▸ PROVIDED MATERIAL:
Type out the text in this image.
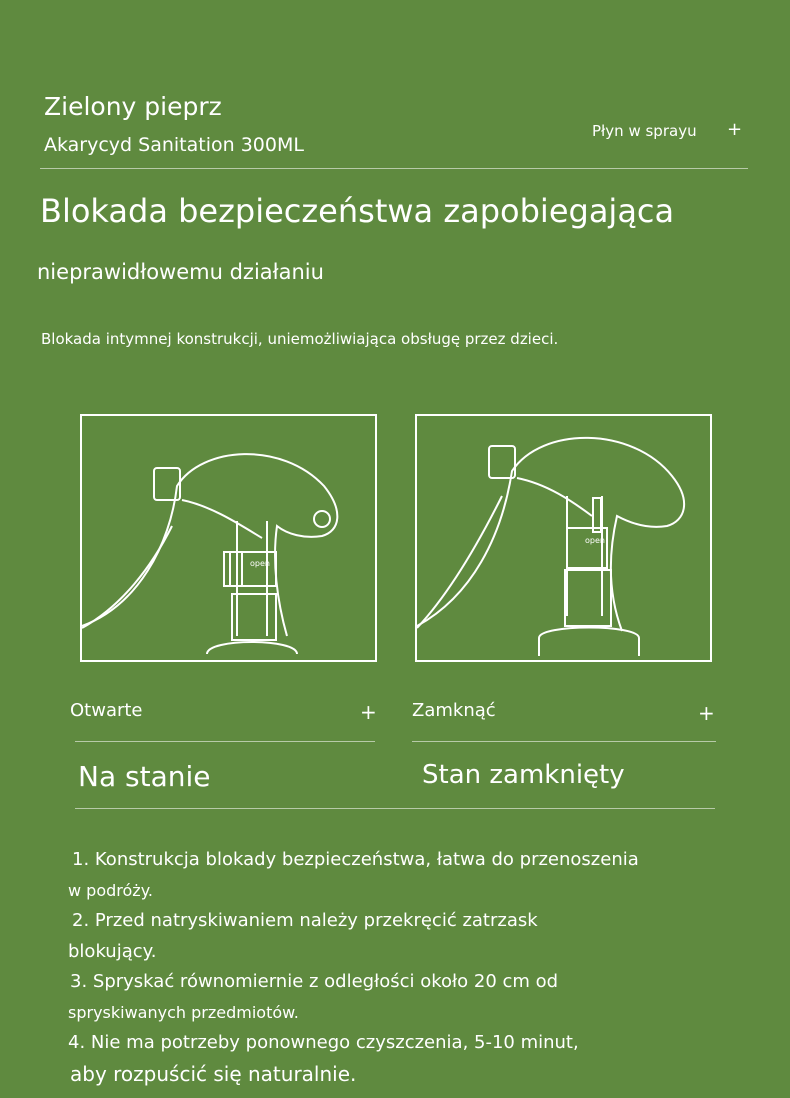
Zielony pieprz
Akarycyd Sanitation 300ML
Płyn w sprayu +
Blokada bezpieczeństwa zapobiegająca
nieprawidłowemu działaniu
Blokada intymnej konstrukcji, uniemożliwiająca obsługę przez dzieci.
open
open
Otwarte	+ Zamknąć	+
Na stanie	Stan zamknięty

1. Konstrukcja blokady bezpieczeństwa, łatwa do przenoszenia

w podróży.

2. Przed natryskiwaniem należy przekręcić zatrzask

blokujący.

3. Spryskać równomiernie z odległości około 20 cm od

spryskiwanych przedmiotów.

4. Nie ma potrzeby ponownego czyszczenia, 5-10 minut,

aby rozpuścić się naturalnie.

▸ DIRECTION: Strip the images and reproduce the remaining records precisely.

▸ ANSWER TO THE EXERCISE:
Type out the text in this image.
Zielony pieprz
Akarycyd Sanitation 300ML
Płyn w sprayu +
Blokada bezpieczeństwa zapobiegająca
nieprawidłowemu działaniu
Blokada intymnej konstrukcji, uniemożliwiająca obsługę przez dzieci.
open
open
Otwarte	+ Zamknąć	+
Na stanie	Stan zamknięty

1. Konstrukcja blokady bezpieczeństwa, łatwa do przenoszenia

w podróży.

2. Przed natryskiwaniem należy przekręcić zatrzask

blokujący.

3. Spryskać równomiernie z odległości około 20 cm od

spryskiwanych przedmiotów.

4. Nie ma potrzeby ponownego czyszczenia, 5-10 minut,

aby rozpuścić się naturalnie.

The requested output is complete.